* _Prompt_: Scan the listing and work out how many lines contain the word "centromere". Nothing but the number should be given.

* _Record set_:
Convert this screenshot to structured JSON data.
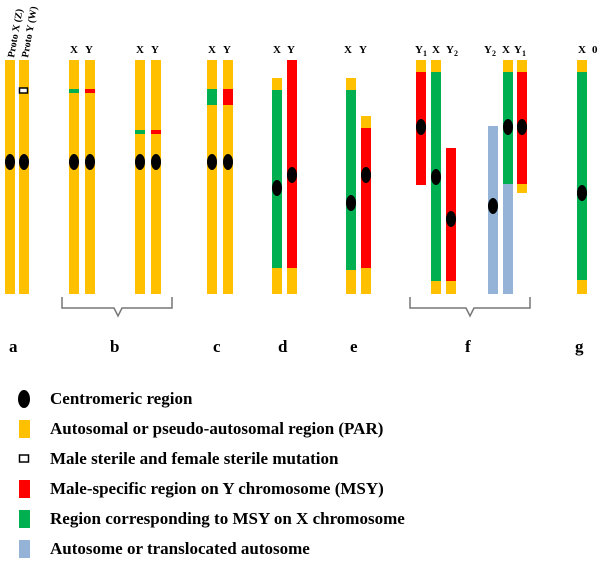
{
  "colors": {
    "autosomal": "#FFC000",
    "msy": "#FF0000",
    "x_msy": "#00B050",
    "autosome": "#95B3D7",
    "centromere": "#000000",
    "outline": "#000000"
  },
  "proto_labels": {
    "x": "Proto X (Z)",
    "y": "Proto Y (W)"
  },
  "chromosome_labels": {
    "b1_x": "X",
    "b1_y": "Y",
    "b2_x": "X",
    "b2_y": "Y",
    "c_x": "X",
    "c_y": "Y",
    "d_x": "X",
    "d_y": "Y",
    "e_x": "X",
    "e_y": "Y",
    "f1_y1": "Y",
    "f1_y1_sub": "1",
    "f1_x": "X",
    "f1_y2": "Y",
    "f1_y2_sub": "2",
    "f2_y2": "Y",
    "f2_y2_sub": "2",
    "f2_x": "X",
    "f2_y1": "Y",
    "f2_y1_sub": "1",
    "g_x": "X",
    "g_0": "0"
  },
  "panels": [
    "a",
    "b",
    "c",
    "d",
    "e",
    "f",
    "g"
  ],
  "legend": [
    {
      "icon": "centromere",
      "label": "Centromeric region"
    },
    {
      "icon": "autosomal",
      "label": "Autosomal or pseudo-autosomal region (PAR)"
    },
    {
      "icon": "mutation",
      "label": "Male sterile and female sterile mutation"
    },
    {
      "icon": "msy",
      "label": "Male-specific region on Y chromosome (MSY)"
    },
    {
      "icon": "x_msy",
      "label": "Region corresponding to MSY on X chromosome"
    },
    {
      "icon": "autosome",
      "label": "Autosome or translocated autosome"
    }
  ]
}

* _Answer_: 2